-- Exercise aim --
Copy all entries without alteration and skip the pictures they hold.
====================
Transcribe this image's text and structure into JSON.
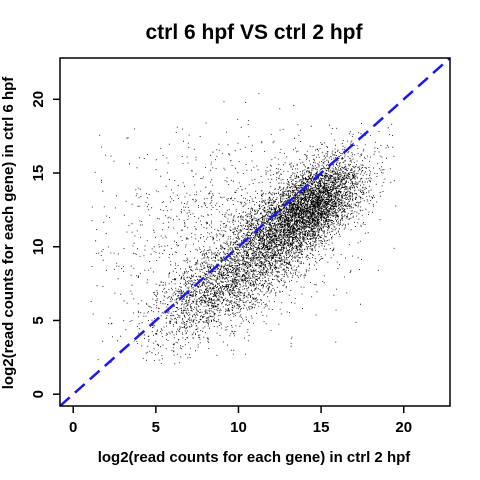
{
  "chart_data": {
    "type": "scatter",
    "title": "ctrl 6 hpf VS ctrl 2 hpf",
    "xlabel": "log2(read counts for each gene) in ctrl 2 hpf",
    "ylabel": "log2(read counts for each gene) in ctrl 6 hpf",
    "xlim": [
      -0.8,
      22.8
    ],
    "ylim": [
      -0.8,
      22.8
    ],
    "x_ticks": [
      0,
      5,
      10,
      15,
      20
    ],
    "y_ticks": [
      0,
      5,
      10,
      15,
      20
    ],
    "grid": false,
    "legend": "none",
    "point_color": "#000000",
    "reference_line": {
      "type": "identity",
      "slope": 1,
      "intercept": 0,
      "style": "dashed",
      "color": "#1a1aee"
    },
    "distribution": {
      "clusters": [
        {
          "x_mean": 14.5,
          "y_mean": 13.0,
          "x_sd": 1.6,
          "y_sd": 1.6,
          "corr": 0.55,
          "weight": 0.42
        },
        {
          "x_mean": 12.0,
          "y_mean": 10.5,
          "x_sd": 2.0,
          "y_sd": 2.0,
          "corr": 0.6,
          "weight": 0.28
        },
        {
          "x_mean": 8.5,
          "y_mean": 7.0,
          "x_sd": 2.0,
          "y_sd": 1.8,
          "corr": 0.55,
          "weight": 0.18
        },
        {
          "x_mean": 9.0,
          "y_mean": 11.0,
          "x_sd": 4.0,
          "y_sd": 3.5,
          "corr": 0.2,
          "weight": 0.12
        }
      ],
      "n_points": 9000
    }
  }
}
====================
-- Output for this exercise --
Transcribe this image's text and structure into JSON.
{
  "chart_data": {
    "type": "scatter",
    "title": "ctrl 6 hpf VS ctrl 2 hpf",
    "xlabel": "log2(read counts for each gene) in ctrl 2 hpf",
    "ylabel": "log2(read counts for each gene) in ctrl 6 hpf",
    "xlim": [
      -0.8,
      22.8
    ],
    "ylim": [
      -0.8,
      22.8
    ],
    "x_ticks": [
      0,
      5,
      10,
      15,
      20
    ],
    "y_ticks": [
      0,
      5,
      10,
      15,
      20
    ],
    "grid": false,
    "legend": "none",
    "point_color": "#000000",
    "reference_line": {
      "type": "identity",
      "slope": 1,
      "intercept": 0,
      "style": "dashed",
      "color": "#1a1aee"
    },
    "distribution": {
      "clusters": [
        {
          "x_mean": 14.5,
          "y_mean": 13.0,
          "x_sd": 1.6,
          "y_sd": 1.6,
          "corr": 0.55,
          "weight": 0.42
        },
        {
          "x_mean": 12.0,
          "y_mean": 10.5,
          "x_sd": 2.0,
          "y_sd": 2.0,
          "corr": 0.6,
          "weight": 0.28
        },
        {
          "x_mean": 8.5,
          "y_mean": 7.0,
          "x_sd": 2.0,
          "y_sd": 1.8,
          "corr": 0.55,
          "weight": 0.18
        },
        {
          "x_mean": 9.0,
          "y_mean": 11.0,
          "x_sd": 4.0,
          "y_sd": 3.5,
          "corr": 0.2,
          "weight": 0.12
        }
      ],
      "n_points": 9000
    }
  }
}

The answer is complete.